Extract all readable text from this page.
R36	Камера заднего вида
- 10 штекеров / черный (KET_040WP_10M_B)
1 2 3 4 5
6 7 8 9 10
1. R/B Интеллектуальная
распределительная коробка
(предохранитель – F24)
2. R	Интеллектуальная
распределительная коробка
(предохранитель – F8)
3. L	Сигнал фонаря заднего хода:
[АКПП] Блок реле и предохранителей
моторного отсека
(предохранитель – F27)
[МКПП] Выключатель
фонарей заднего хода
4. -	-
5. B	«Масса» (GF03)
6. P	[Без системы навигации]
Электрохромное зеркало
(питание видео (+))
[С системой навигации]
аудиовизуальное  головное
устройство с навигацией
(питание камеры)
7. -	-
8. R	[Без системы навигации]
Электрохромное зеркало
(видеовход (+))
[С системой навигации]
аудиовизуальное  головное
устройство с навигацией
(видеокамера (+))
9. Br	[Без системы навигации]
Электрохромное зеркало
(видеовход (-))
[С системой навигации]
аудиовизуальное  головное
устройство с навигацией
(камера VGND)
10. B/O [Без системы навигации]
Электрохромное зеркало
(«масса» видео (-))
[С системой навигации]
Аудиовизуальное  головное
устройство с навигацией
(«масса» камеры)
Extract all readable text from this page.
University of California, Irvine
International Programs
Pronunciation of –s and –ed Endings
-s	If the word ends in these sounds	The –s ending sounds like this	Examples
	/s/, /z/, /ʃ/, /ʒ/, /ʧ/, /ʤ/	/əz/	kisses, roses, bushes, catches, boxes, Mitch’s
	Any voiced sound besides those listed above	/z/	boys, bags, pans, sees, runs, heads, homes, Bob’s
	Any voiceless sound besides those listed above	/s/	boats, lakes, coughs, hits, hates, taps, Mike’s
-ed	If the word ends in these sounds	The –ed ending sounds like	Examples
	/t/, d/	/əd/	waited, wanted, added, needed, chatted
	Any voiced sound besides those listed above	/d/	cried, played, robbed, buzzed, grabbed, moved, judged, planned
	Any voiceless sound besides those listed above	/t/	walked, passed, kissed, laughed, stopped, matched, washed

•••

*What is asked*
All of the entries need to be reproduced exactly; please write them out.

*Expected answer*
Extract all readable text from this page.
R36	Камера заднего вида
- 10 штекеров / черный (KET_040WP_10M_B)
1 2 3 4 5
6 7 8 9 10
1. R/B Интеллектуальная
распределительная коробка
(предохранитель – F24)
2. R	Интеллектуальная
распределительная коробка
(предохранитель – F8)
3. L	Сигнал фонаря заднего хода:
[АКПП] Блок реле и предохранителей
моторного отсека
(предохранитель – F27)
[МКПП] Выключатель
фонарей заднего хода
4. -	-
5. B	«Масса» (GF03)
6. P	[Без системы навигации]
Электрохромное зеркало
(питание видео (+))
[С системой навигации]
аудиовизуальное  головное
устройство с навигацией
(питание камеры)
7. -	-
8. R	[Без системы навигации]
Электрохромное зеркало
(видеовход (+))
[С системой навигации]
аудиовизуальное  головное
устройство с навигацией
(видеокамера (+))
9. Br	[Без системы навигации]
Электрохромное зеркало
(видеовход (-))
[С системой навигации]
аудиовизуальное  головное
устройство с навигацией
(камера VGND)
10. B/O [Без системы навигации]
Электрохромное зеркало
(«масса» видео (-))
[С системой навигации]
Аудиовизуальное  головное
устройство с навигацией
(«масса» камеры)
Extract all readable text from this page.
University of California, Irvine
International Programs
Pronunciation of –s and –ed Endings
-s	If the word ends in these sounds	The –s ending sounds like this	Examples
	/s/, /z/, /ʃ/, /ʒ/, /ʧ/, /ʤ/	/əz/	kisses, roses, bushes, catches, boxes, Mitch’s
	Any voiced sound besides those listed above	/z/	boys, bags, pans, sees, runs, heads, homes, Bob’s
	Any voiceless sound besides those listed above	/s/	boats, lakes, coughs, hits, hates, taps, Mike’s
-ed	If the word ends in these sounds	The –ed ending sounds like	Examples
	/t/, d/	/əd/	waited, wanted, added, needed, chatted
	Any voiced sound besides those listed above	/d/	cried, played, robbed, buzzed, grabbed, moved, judged, planned
	Any voiceless sound besides those listed above	/t/	walked, passed, kissed, laughed, stopped, matched, washed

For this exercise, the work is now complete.